◆ Problem to solve: Below is a listing to transcribe in full and exactly; keep the pictures out.

◆ Records for this task:
## START

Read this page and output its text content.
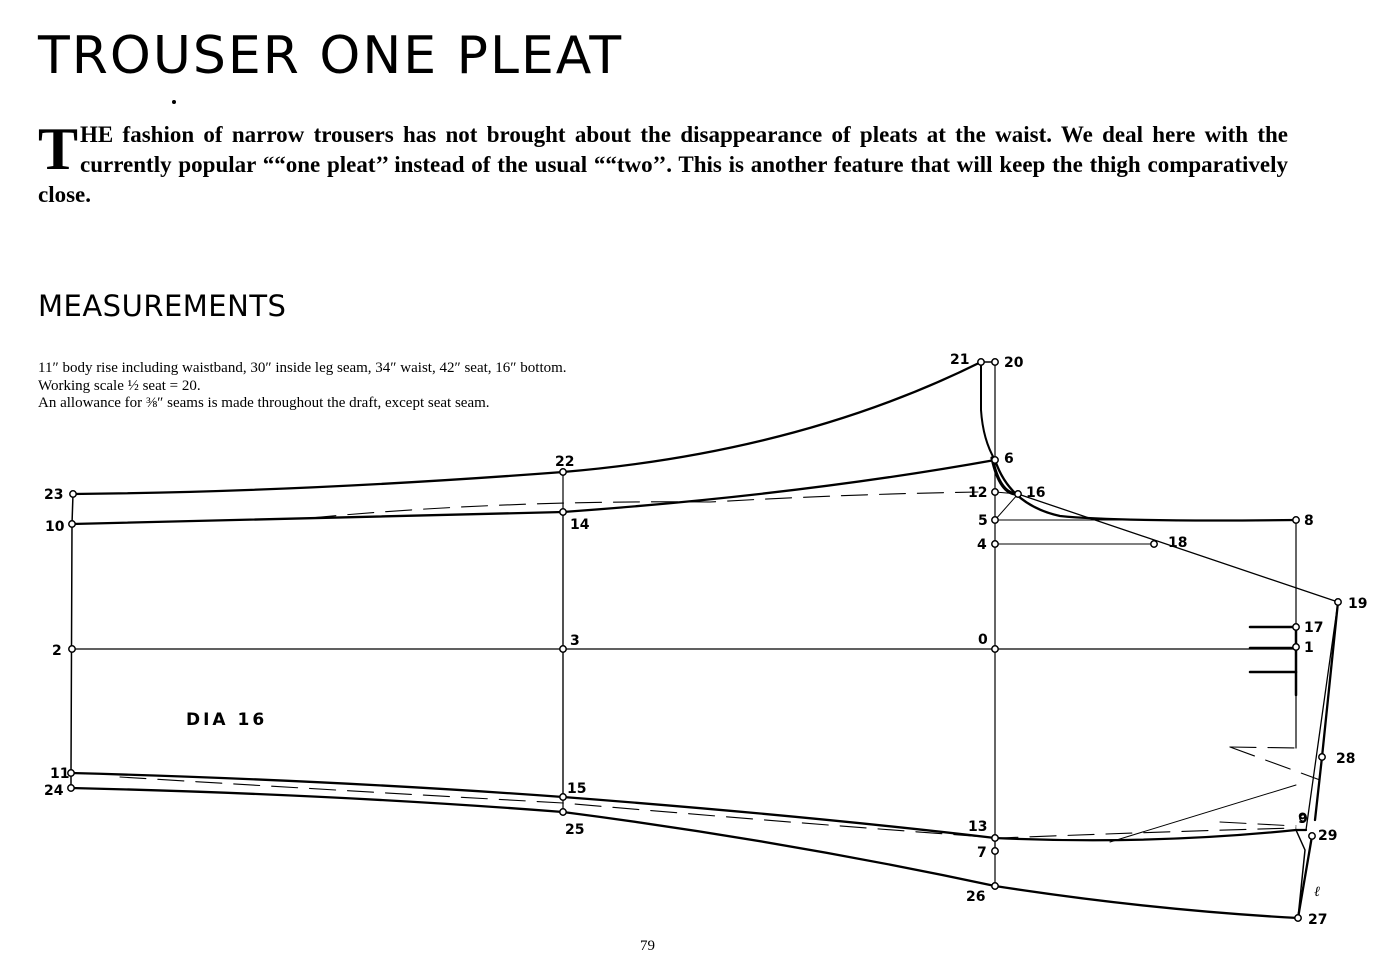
TROUSER ONE PLEAT

THE fashion of narrow trousers has not brought about the disappearance of pleats at the waist. We deal here with the currently popular ““one pleat’’ instead of the usual ““two’’. This is another feature that will keep the thigh comparatively close.

MEASUREMENTS
11″ body rise including waistband, 30″ inside leg seam, 34″ waist, 42″ seat, 16″ bottom.
Working scale ½ seat = 20.
An allowance for ⅜″ seams is made throughout the draft, except seat seam.
0	1
2
3
4
5
6
7
8
9
10
11
12
13
14
15
16
17
18
19
20
21
22
23
24
25
26
27
28
29
DIA 16
ℓ
79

## END

◆ Solution:
Read this page and output its text content.
TROUSER ONE PLEAT

THE fashion of narrow trousers has not brought about the disappearance of pleats at the waist. We deal here with the currently popular ““one pleat’’ instead of the usual ““two’’. This is another feature that will keep the thigh comparatively close.

MEASUREMENTS
11″ body rise including waistband, 30″ inside leg seam, 34″ waist, 42″ seat, 16″ bottom.
Working scale ½ seat = 20.
An allowance for ⅜″ seams is made throughout the draft, except seat seam.
0	1
2
3
4
5
6
7
8
9
10
11
12
13
14
15
16
17
18
19
20
21
22
23
24
25
26
27
28
29
DIA 16
ℓ
79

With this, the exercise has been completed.